[Data entries]
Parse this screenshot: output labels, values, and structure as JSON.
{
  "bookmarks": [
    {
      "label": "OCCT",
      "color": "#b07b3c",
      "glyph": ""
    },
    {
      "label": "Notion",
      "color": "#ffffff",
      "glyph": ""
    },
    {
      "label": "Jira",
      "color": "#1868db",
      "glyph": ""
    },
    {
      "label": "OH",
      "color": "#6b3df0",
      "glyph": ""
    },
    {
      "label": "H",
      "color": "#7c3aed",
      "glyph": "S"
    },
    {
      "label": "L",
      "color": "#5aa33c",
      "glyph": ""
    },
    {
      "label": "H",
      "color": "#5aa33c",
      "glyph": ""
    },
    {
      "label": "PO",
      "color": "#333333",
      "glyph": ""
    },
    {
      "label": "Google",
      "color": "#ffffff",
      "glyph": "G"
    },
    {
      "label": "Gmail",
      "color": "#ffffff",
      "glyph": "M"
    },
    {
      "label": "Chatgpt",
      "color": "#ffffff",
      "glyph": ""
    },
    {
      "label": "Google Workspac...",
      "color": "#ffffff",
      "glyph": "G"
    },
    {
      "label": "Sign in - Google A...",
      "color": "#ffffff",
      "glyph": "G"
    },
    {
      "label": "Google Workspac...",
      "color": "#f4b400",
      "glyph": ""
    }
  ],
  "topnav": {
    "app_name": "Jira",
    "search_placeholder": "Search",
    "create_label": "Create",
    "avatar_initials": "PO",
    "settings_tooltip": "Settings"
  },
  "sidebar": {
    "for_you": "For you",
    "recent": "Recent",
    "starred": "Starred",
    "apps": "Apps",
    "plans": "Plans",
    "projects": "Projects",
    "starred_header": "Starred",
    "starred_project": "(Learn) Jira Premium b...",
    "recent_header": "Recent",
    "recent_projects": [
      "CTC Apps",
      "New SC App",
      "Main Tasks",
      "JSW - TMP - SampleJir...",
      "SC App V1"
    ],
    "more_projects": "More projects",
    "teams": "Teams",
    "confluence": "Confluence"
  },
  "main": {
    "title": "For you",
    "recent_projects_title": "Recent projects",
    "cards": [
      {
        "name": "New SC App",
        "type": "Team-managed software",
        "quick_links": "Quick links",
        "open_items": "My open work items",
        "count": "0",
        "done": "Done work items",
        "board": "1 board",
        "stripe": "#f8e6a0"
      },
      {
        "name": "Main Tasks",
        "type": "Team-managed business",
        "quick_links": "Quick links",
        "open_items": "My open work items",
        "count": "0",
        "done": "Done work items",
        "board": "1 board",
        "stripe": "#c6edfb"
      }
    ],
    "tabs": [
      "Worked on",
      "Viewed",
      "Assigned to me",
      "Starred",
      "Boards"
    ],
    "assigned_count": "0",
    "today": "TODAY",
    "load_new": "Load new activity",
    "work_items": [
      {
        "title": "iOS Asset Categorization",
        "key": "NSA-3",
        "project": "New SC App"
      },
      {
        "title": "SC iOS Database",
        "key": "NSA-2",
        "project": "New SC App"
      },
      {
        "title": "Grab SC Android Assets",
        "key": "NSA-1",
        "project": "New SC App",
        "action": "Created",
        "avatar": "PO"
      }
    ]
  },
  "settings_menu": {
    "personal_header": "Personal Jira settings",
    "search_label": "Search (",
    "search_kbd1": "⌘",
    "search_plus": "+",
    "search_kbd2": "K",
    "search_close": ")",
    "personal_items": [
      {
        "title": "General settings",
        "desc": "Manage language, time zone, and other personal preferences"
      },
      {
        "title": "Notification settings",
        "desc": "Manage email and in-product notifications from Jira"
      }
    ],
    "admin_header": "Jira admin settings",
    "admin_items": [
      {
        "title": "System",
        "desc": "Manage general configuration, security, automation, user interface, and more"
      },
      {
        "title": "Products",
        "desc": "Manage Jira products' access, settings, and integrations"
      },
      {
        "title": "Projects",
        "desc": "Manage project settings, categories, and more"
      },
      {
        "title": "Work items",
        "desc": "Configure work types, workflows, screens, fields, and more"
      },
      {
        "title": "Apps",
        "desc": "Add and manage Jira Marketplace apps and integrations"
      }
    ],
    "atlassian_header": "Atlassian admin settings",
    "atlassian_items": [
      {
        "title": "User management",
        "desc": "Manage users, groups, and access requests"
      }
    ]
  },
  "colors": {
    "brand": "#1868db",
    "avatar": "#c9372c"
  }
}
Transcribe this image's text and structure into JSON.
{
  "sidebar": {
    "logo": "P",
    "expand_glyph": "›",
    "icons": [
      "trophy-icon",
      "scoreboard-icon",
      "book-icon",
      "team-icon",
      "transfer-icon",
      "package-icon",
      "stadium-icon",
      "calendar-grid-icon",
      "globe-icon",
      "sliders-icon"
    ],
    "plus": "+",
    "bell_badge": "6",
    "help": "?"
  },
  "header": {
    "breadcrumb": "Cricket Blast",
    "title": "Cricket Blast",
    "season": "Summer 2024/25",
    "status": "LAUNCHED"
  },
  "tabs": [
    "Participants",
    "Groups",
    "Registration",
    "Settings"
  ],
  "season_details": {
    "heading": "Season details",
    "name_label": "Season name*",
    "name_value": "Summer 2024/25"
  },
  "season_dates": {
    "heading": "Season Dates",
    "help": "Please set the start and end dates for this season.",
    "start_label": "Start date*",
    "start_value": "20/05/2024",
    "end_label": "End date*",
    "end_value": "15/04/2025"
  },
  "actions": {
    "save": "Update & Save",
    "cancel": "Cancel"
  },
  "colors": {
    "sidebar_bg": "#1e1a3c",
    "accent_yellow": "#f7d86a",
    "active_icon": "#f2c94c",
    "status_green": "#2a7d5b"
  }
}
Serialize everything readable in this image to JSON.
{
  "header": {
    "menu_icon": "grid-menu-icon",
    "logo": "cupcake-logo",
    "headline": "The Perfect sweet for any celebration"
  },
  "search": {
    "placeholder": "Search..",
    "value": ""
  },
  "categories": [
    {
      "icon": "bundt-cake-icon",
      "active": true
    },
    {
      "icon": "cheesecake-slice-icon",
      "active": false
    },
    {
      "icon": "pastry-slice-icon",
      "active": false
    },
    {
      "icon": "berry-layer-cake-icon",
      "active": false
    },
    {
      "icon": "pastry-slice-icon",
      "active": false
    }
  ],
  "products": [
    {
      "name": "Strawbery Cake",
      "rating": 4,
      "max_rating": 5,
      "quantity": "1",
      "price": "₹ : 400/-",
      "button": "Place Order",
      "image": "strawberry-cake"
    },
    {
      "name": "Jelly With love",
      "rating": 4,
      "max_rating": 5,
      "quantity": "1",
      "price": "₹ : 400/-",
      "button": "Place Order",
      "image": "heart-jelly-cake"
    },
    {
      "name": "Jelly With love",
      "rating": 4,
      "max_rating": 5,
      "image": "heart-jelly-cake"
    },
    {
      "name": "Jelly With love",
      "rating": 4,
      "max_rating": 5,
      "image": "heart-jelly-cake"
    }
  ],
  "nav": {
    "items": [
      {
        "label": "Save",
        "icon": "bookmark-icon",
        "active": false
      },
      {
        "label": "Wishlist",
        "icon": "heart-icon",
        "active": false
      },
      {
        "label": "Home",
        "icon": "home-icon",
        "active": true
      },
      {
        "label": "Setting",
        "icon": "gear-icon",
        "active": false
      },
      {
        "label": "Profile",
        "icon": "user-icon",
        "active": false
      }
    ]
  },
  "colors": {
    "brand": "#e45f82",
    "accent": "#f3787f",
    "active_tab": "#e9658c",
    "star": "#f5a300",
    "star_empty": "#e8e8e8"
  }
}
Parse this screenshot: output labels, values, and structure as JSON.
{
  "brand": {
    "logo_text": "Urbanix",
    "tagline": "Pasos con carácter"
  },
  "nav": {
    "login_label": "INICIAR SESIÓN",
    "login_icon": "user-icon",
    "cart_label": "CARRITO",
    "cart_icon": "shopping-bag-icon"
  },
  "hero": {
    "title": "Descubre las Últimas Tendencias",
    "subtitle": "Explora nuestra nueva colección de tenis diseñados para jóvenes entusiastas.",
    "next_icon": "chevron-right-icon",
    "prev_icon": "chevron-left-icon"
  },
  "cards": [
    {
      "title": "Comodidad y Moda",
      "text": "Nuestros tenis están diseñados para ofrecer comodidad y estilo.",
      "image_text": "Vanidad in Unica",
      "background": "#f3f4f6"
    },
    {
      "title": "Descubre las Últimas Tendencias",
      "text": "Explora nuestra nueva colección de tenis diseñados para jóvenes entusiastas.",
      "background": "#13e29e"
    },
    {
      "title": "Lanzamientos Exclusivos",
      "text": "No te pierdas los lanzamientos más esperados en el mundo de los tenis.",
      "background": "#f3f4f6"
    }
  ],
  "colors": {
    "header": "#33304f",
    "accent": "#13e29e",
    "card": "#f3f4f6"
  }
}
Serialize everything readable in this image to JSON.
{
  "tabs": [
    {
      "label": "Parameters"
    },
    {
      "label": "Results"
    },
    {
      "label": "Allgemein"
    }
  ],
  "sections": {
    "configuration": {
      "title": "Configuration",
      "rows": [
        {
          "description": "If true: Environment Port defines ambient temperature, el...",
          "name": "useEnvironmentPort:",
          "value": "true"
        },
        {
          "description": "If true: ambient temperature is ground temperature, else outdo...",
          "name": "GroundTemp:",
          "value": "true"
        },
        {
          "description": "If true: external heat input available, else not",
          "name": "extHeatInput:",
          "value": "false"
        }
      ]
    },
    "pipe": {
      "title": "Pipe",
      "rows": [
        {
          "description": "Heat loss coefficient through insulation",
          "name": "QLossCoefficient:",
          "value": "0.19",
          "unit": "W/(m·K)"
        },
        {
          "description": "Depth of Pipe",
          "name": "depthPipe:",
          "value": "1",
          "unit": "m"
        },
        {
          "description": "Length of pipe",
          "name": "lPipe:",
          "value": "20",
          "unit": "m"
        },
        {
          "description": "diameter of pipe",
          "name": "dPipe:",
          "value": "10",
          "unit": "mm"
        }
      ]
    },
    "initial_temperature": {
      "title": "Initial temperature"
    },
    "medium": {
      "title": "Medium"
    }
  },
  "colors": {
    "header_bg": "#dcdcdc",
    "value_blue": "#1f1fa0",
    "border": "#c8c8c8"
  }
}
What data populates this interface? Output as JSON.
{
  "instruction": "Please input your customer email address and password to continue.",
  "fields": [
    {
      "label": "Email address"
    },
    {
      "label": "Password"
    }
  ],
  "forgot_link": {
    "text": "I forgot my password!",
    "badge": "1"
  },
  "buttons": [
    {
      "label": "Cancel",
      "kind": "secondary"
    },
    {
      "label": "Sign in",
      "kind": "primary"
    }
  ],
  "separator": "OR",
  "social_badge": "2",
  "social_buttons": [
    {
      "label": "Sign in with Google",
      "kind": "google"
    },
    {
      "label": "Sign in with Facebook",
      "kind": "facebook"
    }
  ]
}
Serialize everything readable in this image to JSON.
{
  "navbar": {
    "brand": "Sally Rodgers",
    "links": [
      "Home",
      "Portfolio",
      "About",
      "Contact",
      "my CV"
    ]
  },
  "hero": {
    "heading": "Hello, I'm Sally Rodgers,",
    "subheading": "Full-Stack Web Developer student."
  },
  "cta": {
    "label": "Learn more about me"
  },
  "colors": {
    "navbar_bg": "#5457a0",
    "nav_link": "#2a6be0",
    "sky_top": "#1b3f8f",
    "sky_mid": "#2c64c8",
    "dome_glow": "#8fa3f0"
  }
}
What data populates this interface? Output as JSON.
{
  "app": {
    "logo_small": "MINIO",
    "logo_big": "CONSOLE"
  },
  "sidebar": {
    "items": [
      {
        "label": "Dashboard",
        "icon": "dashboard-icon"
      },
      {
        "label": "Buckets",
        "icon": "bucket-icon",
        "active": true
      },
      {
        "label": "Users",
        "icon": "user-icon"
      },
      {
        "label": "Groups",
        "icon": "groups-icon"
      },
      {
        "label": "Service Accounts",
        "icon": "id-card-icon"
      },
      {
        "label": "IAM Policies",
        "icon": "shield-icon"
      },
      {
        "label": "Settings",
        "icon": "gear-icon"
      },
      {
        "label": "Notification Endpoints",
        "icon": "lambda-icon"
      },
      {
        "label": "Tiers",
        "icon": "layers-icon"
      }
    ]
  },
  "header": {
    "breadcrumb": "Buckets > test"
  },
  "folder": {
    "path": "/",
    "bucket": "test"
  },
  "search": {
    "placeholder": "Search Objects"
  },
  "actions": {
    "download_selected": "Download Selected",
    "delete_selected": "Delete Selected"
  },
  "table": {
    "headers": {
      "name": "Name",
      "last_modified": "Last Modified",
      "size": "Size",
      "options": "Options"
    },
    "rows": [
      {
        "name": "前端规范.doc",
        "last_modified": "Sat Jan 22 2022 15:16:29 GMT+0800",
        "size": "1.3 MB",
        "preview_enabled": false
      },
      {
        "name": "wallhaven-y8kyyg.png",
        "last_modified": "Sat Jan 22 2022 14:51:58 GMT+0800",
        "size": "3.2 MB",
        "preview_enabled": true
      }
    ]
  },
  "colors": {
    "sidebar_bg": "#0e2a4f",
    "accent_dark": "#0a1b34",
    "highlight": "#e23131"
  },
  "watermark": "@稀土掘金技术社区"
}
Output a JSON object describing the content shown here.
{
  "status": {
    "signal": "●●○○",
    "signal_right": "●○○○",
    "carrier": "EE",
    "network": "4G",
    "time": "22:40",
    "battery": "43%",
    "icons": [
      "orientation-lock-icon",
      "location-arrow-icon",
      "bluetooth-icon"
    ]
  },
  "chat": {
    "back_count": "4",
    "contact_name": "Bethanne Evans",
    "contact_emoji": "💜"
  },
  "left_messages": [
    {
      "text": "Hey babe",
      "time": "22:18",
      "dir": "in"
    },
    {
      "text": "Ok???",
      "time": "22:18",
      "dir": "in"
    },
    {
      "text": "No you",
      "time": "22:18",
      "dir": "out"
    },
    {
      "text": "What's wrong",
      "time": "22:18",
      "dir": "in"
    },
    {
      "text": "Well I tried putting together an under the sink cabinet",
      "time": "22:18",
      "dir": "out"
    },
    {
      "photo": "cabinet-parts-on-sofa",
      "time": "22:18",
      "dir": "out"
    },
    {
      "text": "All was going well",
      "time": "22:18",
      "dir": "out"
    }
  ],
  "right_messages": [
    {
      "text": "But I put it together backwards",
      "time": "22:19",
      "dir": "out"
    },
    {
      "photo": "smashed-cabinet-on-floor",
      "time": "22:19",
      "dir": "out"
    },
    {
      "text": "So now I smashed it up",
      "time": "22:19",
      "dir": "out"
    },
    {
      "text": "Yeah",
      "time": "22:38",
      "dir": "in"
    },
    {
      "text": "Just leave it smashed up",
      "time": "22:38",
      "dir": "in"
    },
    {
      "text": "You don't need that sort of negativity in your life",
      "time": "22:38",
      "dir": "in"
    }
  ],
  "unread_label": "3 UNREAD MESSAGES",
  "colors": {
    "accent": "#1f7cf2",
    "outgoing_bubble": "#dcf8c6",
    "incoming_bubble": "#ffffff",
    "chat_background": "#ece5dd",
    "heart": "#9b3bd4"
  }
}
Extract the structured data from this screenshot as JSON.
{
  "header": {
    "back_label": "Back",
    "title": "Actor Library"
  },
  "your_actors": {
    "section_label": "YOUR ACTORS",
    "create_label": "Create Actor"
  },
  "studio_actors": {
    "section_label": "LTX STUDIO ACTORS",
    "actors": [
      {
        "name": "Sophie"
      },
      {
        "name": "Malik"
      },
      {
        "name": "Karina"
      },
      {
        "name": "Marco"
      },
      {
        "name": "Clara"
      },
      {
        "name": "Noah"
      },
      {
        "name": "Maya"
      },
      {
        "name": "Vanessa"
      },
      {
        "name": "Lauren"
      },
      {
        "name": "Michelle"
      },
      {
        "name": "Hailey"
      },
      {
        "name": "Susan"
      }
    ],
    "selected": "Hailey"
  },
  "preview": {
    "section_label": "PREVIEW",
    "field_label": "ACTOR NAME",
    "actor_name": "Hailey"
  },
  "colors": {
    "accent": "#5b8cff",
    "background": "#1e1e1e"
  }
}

The task
Check each line above for the string "Rodgers" and show the ones that have it.

Result
    "brand": "Sally Rodgers",
    "heading": "Hello, I'm Sally Rodgers,",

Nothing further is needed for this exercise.